■ Problem requirements: Omit the pictures, then reproduce every remaining record exactly.

Entries from a visual dataset
--- --- ---
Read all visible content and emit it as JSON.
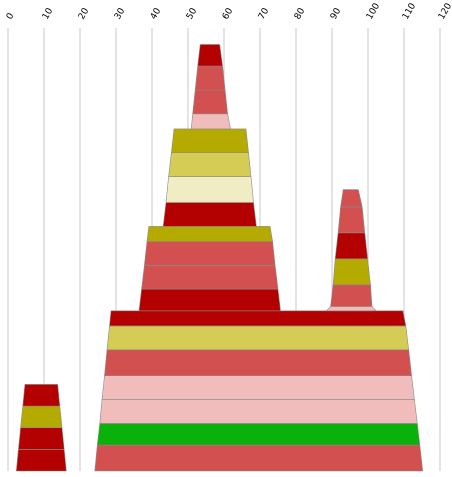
{
  "chart_data": {
    "type": "stacked-trapezoid",
    "title": "",
    "xlabel": "",
    "ylabel": "",
    "xlim": [
      0,
      120
    ],
    "xticks": [
      "0",
      "10",
      "20",
      "30",
      "40",
      "50",
      "60",
      "70",
      "80",
      "90",
      "100",
      "110",
      "120"
    ],
    "grid": "vertical",
    "palette": {
      "dark-red": "#b30000",
      "red": "#d35050",
      "pink": "#f0bcbc",
      "olive": "#b4aa00",
      "light-olive": "#d4cc55",
      "cream": "#f0ecc4",
      "green": "#0bb10b"
    },
    "bands": [
      {
        "y0": 0.0,
        "y1": 5.0,
        "left0": 2.3,
        "right0": 16.2,
        "left1": 2.9,
        "right1": 15.6,
        "color": "dark-red"
      },
      {
        "y0": 5.0,
        "y1": 10.0,
        "left0": 2.9,
        "right0": 15.6,
        "left1": 3.5,
        "right1": 15.0,
        "color": "dark-red"
      },
      {
        "y0": 10.0,
        "y1": 15.0,
        "left0": 3.5,
        "right0": 15.0,
        "left1": 4.1,
        "right1": 14.4,
        "color": "olive"
      },
      {
        "y0": 15.0,
        "y1": 20.0,
        "left0": 4.1,
        "right0": 14.4,
        "left1": 4.7,
        "right1": 13.8,
        "color": "dark-red"
      },
      {
        "y0": 0.0,
        "y1": 6.0,
        "left0": 24.1,
        "right0": 115.2,
        "left1": 24.8,
        "right1": 114.4,
        "color": "red"
      },
      {
        "y0": 6.0,
        "y1": 11.0,
        "left0": 24.8,
        "right0": 114.4,
        "left1": 25.5,
        "right1": 113.7,
        "color": "green"
      },
      {
        "y0": 11.0,
        "y1": 16.5,
        "left0": 25.5,
        "right0": 113.7,
        "left1": 26.1,
        "right1": 112.9,
        "color": "pink"
      },
      {
        "y0": 16.5,
        "y1": 22.0,
        "left0": 26.1,
        "right0": 112.9,
        "left1": 26.8,
        "right1": 112.1,
        "color": "pink"
      },
      {
        "y0": 22.0,
        "y1": 28.0,
        "left0": 26.8,
        "right0": 112.1,
        "left1": 27.5,
        "right1": 111.3,
        "color": "red"
      },
      {
        "y0": 28.0,
        "y1": 33.5,
        "left0": 27.5,
        "right0": 111.3,
        "left1": 28.2,
        "right1": 110.5,
        "color": "light-olive"
      },
      {
        "y0": 33.5,
        "y1": 37.0,
        "left0": 28.2,
        "right0": 110.5,
        "left1": 28.6,
        "right1": 109.7,
        "color": "dark-red"
      },
      {
        "y0": 37.0,
        "y1": 42.0,
        "left0": 36.4,
        "right0": 75.7,
        "left1": 37.1,
        "right1": 75.0,
        "color": "dark-red"
      },
      {
        "y0": 42.0,
        "y1": 47.5,
        "left0": 37.1,
        "right0": 75.0,
        "left1": 37.9,
        "right1": 74.2,
        "color": "red"
      },
      {
        "y0": 47.5,
        "y1": 53.0,
        "left0": 37.9,
        "right0": 74.2,
        "left1": 38.6,
        "right1": 73.5,
        "color": "red"
      },
      {
        "y0": 53.0,
        "y1": 56.5,
        "left0": 38.6,
        "right0": 73.5,
        "left1": 39.1,
        "right1": 72.8,
        "color": "olive"
      },
      {
        "y0": 37.0,
        "y1": 38.0,
        "left0": 88.4,
        "right0": 102.3,
        "left1": 89.6,
        "right1": 101.1,
        "color": "pink"
      },
      {
        "y0": 38.0,
        "y1": 43.0,
        "left0": 89.6,
        "right0": 101.1,
        "left1": 90.3,
        "right1": 100.7,
        "color": "red"
      },
      {
        "y0": 43.0,
        "y1": 49.0,
        "left0": 90.3,
        "right0": 100.7,
        "left1": 90.9,
        "right1": 99.9,
        "color": "olive"
      },
      {
        "y0": 49.0,
        "y1": 55.0,
        "left0": 90.9,
        "right0": 99.9,
        "left1": 91.7,
        "right1": 99.1,
        "color": "dark-red"
      },
      {
        "y0": 55.0,
        "y1": 61.0,
        "left0": 91.7,
        "right0": 99.1,
        "left1": 92.4,
        "right1": 98.4,
        "color": "red"
      },
      {
        "y0": 61.0,
        "y1": 65.0,
        "left0": 92.4,
        "right0": 98.4,
        "left1": 93.1,
        "right1": 97.3,
        "color": "red"
      },
      {
        "y0": 56.5,
        "y1": 62.0,
        "left0": 43.1,
        "right0": 69.0,
        "left1": 43.9,
        "right1": 68.2,
        "color": "dark-red"
      },
      {
        "y0": 62.0,
        "y1": 68.0,
        "left0": 43.9,
        "right0": 68.2,
        "left1": 44.6,
        "right1": 67.5,
        "color": "cream"
      },
      {
        "y0": 68.0,
        "y1": 73.5,
        "left0": 44.6,
        "right0": 67.5,
        "left1": 45.4,
        "right1": 66.8,
        "color": "light-olive"
      },
      {
        "y0": 73.5,
        "y1": 79.0,
        "left0": 45.4,
        "right0": 66.8,
        "left1": 46.1,
        "right1": 66.1,
        "color": "olive"
      },
      {
        "y0": 79.0,
        "y1": 82.5,
        "left0": 50.9,
        "right0": 61.8,
        "left1": 51.3,
        "right1": 61.0,
        "color": "pink"
      },
      {
        "y0": 82.5,
        "y1": 88.0,
        "left0": 51.3,
        "right0": 61.0,
        "left1": 52.0,
        "right1": 60.3,
        "color": "red"
      },
      {
        "y0": 88.0,
        "y1": 93.5,
        "left0": 52.0,
        "right0": 60.3,
        "left1": 52.7,
        "right1": 59.6,
        "color": "red"
      },
      {
        "y0": 93.5,
        "y1": 98.5,
        "left0": 52.7,
        "right0": 59.6,
        "left1": 53.4,
        "right1": 58.8,
        "color": "dark-red"
      }
    ]
  }
}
--- --- ---
■ Finished task:
Read all visible content and emit it as JSON.
{
  "chart_data": {
    "type": "stacked-trapezoid",
    "title": "",
    "xlabel": "",
    "ylabel": "",
    "xlim": [
      0,
      120
    ],
    "xticks": [
      "0",
      "10",
      "20",
      "30",
      "40",
      "50",
      "60",
      "70",
      "80",
      "90",
      "100",
      "110",
      "120"
    ],
    "grid": "vertical",
    "palette": {
      "dark-red": "#b30000",
      "red": "#d35050",
      "pink": "#f0bcbc",
      "olive": "#b4aa00",
      "light-olive": "#d4cc55",
      "cream": "#f0ecc4",
      "green": "#0bb10b"
    },
    "bands": [
      {
        "y0": 0.0,
        "y1": 5.0,
        "left0": 2.3,
        "right0": 16.2,
        "left1": 2.9,
        "right1": 15.6,
        "color": "dark-red"
      },
      {
        "y0": 5.0,
        "y1": 10.0,
        "left0": 2.9,
        "right0": 15.6,
        "left1": 3.5,
        "right1": 15.0,
        "color": "dark-red"
      },
      {
        "y0": 10.0,
        "y1": 15.0,
        "left0": 3.5,
        "right0": 15.0,
        "left1": 4.1,
        "right1": 14.4,
        "color": "olive"
      },
      {
        "y0": 15.0,
        "y1": 20.0,
        "left0": 4.1,
        "right0": 14.4,
        "left1": 4.7,
        "right1": 13.8,
        "color": "dark-red"
      },
      {
        "y0": 0.0,
        "y1": 6.0,
        "left0": 24.1,
        "right0": 115.2,
        "left1": 24.8,
        "right1": 114.4,
        "color": "red"
      },
      {
        "y0": 6.0,
        "y1": 11.0,
        "left0": 24.8,
        "right0": 114.4,
        "left1": 25.5,
        "right1": 113.7,
        "color": "green"
      },
      {
        "y0": 11.0,
        "y1": 16.5,
        "left0": 25.5,
        "right0": 113.7,
        "left1": 26.1,
        "right1": 112.9,
        "color": "pink"
      },
      {
        "y0": 16.5,
        "y1": 22.0,
        "left0": 26.1,
        "right0": 112.9,
        "left1": 26.8,
        "right1": 112.1,
        "color": "pink"
      },
      {
        "y0": 22.0,
        "y1": 28.0,
        "left0": 26.8,
        "right0": 112.1,
        "left1": 27.5,
        "right1": 111.3,
        "color": "red"
      },
      {
        "y0": 28.0,
        "y1": 33.5,
        "left0": 27.5,
        "right0": 111.3,
        "left1": 28.2,
        "right1": 110.5,
        "color": "light-olive"
      },
      {
        "y0": 33.5,
        "y1": 37.0,
        "left0": 28.2,
        "right0": 110.5,
        "left1": 28.6,
        "right1": 109.7,
        "color": "dark-red"
      },
      {
        "y0": 37.0,
        "y1": 42.0,
        "left0": 36.4,
        "right0": 75.7,
        "left1": 37.1,
        "right1": 75.0,
        "color": "dark-red"
      },
      {
        "y0": 42.0,
        "y1": 47.5,
        "left0": 37.1,
        "right0": 75.0,
        "left1": 37.9,
        "right1": 74.2,
        "color": "red"
      },
      {
        "y0": 47.5,
        "y1": 53.0,
        "left0": 37.9,
        "right0": 74.2,
        "left1": 38.6,
        "right1": 73.5,
        "color": "red"
      },
      {
        "y0": 53.0,
        "y1": 56.5,
        "left0": 38.6,
        "right0": 73.5,
        "left1": 39.1,
        "right1": 72.8,
        "color": "olive"
      },
      {
        "y0": 37.0,
        "y1": 38.0,
        "left0": 88.4,
        "right0": 102.3,
        "left1": 89.6,
        "right1": 101.1,
        "color": "pink"
      },
      {
        "y0": 38.0,
        "y1": 43.0,
        "left0": 89.6,
        "right0": 101.1,
        "left1": 90.3,
        "right1": 100.7,
        "color": "red"
      },
      {
        "y0": 43.0,
        "y1": 49.0,
        "left0": 90.3,
        "right0": 100.7,
        "left1": 90.9,
        "right1": 99.9,
        "color": "olive"
      },
      {
        "y0": 49.0,
        "y1": 55.0,
        "left0": 90.9,
        "right0": 99.9,
        "left1": 91.7,
        "right1": 99.1,
        "color": "dark-red"
      },
      {
        "y0": 55.0,
        "y1": 61.0,
        "left0": 91.7,
        "right0": 99.1,
        "left1": 92.4,
        "right1": 98.4,
        "color": "red"
      },
      {
        "y0": 61.0,
        "y1": 65.0,
        "left0": 92.4,
        "right0": 98.4,
        "left1": 93.1,
        "right1": 97.3,
        "color": "red"
      },
      {
        "y0": 56.5,
        "y1": 62.0,
        "left0": 43.1,
        "right0": 69.0,
        "left1": 43.9,
        "right1": 68.2,
        "color": "dark-red"
      },
      {
        "y0": 62.0,
        "y1": 68.0,
        "left0": 43.9,
        "right0": 68.2,
        "left1": 44.6,
        "right1": 67.5,
        "color": "cream"
      },
      {
        "y0": 68.0,
        "y1": 73.5,
        "left0": 44.6,
        "right0": 67.5,
        "left1": 45.4,
        "right1": 66.8,
        "color": "light-olive"
      },
      {
        "y0": 73.5,
        "y1": 79.0,
        "left0": 45.4,
        "right0": 66.8,
        "left1": 46.1,
        "right1": 66.1,
        "color": "olive"
      },
      {
        "y0": 79.0,
        "y1": 82.5,
        "left0": 50.9,
        "right0": 61.8,
        "left1": 51.3,
        "right1": 61.0,
        "color": "pink"
      },
      {
        "y0": 82.5,
        "y1": 88.0,
        "left0": 51.3,
        "right0": 61.0,
        "left1": 52.0,
        "right1": 60.3,
        "color": "red"
      },
      {
        "y0": 88.0,
        "y1": 93.5,
        "left0": 52.0,
        "right0": 60.3,
        "left1": 52.7,
        "right1": 59.6,
        "color": "red"
      },
      {
        "y0": 93.5,
        "y1": 98.5,
        "left0": 52.7,
        "right0": 59.6,
        "left1": 53.4,
        "right1": 58.8,
        "color": "dark-red"
      }
    ]
  }
}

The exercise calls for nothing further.